* Required task
Using the material below, work out how many lines contain the word "Performance". Reply with the number and nothing more.

(Data items)
□ □ □ □ □
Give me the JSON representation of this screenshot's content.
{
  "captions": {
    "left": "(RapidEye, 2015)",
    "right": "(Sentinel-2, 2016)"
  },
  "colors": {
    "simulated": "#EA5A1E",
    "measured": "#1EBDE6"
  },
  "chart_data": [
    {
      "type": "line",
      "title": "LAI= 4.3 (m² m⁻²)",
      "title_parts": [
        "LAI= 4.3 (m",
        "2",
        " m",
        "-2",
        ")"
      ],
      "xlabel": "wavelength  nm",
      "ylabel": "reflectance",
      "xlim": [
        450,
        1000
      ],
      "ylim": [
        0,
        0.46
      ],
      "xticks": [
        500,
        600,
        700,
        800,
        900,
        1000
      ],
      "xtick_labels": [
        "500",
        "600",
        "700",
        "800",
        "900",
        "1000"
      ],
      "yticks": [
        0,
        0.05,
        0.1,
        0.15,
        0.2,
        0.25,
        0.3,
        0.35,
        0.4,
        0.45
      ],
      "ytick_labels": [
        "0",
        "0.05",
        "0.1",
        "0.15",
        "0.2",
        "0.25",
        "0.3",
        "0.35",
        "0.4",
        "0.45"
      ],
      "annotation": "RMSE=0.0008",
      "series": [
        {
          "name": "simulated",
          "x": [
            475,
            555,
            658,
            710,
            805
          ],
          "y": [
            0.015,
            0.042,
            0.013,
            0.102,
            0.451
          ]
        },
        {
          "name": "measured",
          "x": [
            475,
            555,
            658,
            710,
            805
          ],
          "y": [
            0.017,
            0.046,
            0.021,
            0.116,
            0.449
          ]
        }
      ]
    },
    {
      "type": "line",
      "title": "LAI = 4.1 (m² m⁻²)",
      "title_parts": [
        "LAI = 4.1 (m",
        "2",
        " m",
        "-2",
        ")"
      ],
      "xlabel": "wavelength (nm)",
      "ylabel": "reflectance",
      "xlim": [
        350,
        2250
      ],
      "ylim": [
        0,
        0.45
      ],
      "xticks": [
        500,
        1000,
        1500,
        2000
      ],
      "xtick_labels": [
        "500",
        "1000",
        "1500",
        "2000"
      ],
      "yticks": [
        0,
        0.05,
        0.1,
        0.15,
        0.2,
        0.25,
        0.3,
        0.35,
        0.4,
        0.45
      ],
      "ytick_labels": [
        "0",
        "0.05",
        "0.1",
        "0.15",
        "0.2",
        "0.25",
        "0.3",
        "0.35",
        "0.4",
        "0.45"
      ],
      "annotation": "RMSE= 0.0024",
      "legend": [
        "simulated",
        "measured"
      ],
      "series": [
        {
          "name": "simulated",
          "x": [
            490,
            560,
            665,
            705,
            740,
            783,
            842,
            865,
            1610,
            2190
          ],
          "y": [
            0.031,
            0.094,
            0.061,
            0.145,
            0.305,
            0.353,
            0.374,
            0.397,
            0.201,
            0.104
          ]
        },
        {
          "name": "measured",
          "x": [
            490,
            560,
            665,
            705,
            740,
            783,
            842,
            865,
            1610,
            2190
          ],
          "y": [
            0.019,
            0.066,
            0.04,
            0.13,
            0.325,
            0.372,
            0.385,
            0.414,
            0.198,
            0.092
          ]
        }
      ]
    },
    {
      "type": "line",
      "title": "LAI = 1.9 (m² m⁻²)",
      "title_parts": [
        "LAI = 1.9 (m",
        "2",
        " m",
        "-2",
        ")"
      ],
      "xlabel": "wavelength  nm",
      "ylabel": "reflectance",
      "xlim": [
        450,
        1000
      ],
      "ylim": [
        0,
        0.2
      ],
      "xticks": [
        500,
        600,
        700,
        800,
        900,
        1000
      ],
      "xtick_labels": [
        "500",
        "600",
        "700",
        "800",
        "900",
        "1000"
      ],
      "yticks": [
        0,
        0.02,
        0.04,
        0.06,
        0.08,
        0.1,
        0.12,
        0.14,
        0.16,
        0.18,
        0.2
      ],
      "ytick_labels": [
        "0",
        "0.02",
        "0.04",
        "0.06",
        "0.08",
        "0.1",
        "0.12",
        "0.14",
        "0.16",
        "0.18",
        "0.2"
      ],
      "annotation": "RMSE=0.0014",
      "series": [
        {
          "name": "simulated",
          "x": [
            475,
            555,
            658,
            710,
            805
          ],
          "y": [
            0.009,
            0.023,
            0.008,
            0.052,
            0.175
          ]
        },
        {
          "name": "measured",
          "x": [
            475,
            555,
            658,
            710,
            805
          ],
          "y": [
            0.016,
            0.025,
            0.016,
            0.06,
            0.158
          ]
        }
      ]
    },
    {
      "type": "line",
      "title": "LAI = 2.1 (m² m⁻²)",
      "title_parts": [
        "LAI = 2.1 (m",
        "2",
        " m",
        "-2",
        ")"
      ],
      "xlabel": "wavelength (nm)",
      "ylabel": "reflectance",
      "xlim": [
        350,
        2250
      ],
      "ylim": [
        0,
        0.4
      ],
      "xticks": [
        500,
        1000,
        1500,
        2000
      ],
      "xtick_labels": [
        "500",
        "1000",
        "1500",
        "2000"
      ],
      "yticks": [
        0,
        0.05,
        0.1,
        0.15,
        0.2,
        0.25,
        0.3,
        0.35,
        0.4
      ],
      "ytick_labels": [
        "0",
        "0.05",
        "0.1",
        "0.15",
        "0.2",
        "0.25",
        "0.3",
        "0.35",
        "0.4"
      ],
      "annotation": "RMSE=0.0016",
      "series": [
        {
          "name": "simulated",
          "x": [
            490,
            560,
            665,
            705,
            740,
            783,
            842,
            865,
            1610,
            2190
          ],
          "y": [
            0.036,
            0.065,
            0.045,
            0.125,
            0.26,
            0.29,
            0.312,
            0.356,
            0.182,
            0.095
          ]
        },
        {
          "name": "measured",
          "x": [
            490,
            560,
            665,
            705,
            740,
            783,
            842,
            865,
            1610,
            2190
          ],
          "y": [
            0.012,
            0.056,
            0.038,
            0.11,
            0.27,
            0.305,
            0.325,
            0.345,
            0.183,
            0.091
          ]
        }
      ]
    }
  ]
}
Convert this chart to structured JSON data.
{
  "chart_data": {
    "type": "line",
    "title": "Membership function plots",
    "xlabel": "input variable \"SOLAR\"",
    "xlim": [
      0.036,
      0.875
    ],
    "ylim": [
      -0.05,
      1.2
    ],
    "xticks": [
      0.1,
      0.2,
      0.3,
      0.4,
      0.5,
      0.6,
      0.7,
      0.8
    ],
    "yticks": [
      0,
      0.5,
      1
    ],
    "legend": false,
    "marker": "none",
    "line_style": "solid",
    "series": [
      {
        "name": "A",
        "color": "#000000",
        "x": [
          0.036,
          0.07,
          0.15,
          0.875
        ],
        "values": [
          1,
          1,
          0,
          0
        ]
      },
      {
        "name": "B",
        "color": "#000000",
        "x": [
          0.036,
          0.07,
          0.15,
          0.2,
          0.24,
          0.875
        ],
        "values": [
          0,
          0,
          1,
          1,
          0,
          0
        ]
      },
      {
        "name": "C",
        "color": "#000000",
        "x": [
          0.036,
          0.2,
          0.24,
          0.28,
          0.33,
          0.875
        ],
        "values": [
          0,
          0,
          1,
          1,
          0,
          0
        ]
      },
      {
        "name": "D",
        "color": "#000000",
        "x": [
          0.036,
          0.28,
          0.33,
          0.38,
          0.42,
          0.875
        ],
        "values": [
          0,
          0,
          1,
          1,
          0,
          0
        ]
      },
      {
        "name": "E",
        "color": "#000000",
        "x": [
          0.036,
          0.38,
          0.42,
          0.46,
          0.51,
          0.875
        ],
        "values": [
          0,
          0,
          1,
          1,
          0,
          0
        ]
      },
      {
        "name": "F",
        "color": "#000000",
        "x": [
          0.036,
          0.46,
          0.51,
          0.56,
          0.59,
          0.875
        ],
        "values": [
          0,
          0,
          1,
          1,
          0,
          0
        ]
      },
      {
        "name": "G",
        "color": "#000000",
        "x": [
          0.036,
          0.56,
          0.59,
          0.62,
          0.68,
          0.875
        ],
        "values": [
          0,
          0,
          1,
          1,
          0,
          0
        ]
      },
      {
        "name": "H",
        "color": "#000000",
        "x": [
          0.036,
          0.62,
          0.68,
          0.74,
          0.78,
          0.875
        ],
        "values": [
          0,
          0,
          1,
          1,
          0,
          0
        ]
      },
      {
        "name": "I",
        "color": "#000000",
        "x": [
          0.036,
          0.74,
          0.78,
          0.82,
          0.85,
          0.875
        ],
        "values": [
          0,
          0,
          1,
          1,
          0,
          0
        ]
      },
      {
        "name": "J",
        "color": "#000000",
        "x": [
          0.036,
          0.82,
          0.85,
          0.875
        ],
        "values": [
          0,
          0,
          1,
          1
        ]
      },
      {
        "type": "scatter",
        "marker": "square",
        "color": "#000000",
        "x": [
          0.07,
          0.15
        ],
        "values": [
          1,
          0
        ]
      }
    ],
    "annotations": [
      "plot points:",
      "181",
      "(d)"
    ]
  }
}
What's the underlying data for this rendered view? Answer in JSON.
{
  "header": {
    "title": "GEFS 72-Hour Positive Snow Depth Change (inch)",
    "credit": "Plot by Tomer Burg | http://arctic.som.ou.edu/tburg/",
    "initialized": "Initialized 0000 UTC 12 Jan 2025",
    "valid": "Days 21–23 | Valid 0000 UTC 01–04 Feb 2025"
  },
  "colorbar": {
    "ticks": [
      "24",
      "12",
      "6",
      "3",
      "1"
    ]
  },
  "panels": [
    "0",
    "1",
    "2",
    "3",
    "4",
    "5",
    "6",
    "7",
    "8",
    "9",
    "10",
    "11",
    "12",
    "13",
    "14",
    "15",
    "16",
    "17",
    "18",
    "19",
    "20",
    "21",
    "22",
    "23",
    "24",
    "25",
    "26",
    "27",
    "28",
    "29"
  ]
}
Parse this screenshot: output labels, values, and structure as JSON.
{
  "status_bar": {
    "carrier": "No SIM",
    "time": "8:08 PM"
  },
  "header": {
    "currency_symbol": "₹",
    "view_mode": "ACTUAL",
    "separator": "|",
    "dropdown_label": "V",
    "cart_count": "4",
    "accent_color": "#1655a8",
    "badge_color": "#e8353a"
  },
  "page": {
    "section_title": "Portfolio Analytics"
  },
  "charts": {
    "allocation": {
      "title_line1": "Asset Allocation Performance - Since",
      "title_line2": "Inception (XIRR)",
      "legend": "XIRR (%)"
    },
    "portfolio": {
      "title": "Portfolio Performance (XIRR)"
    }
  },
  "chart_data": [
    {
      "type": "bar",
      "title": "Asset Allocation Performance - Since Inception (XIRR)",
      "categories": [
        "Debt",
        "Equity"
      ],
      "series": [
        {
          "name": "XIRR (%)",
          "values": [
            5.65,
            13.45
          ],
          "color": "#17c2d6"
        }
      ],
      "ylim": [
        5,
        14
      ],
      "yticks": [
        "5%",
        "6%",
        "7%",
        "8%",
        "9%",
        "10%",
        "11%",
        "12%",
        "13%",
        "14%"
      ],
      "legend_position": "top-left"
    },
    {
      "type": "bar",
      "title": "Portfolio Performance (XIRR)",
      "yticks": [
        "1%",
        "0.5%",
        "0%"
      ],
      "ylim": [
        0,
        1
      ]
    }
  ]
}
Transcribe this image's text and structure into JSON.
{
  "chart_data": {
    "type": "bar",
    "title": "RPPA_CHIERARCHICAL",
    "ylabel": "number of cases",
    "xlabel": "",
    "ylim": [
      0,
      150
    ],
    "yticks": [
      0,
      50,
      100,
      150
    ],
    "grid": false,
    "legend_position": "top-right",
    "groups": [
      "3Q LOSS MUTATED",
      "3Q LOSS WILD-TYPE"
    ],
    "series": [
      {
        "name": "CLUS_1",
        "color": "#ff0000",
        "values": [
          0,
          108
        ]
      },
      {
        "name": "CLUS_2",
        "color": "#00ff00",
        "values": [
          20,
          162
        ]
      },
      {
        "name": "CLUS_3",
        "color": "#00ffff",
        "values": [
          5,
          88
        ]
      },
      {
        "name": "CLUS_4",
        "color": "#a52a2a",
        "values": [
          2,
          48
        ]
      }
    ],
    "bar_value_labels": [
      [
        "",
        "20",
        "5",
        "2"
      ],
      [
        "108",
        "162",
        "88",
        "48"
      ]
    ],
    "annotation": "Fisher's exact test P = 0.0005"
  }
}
□ □ □ □ □
* Solution to the exercise
4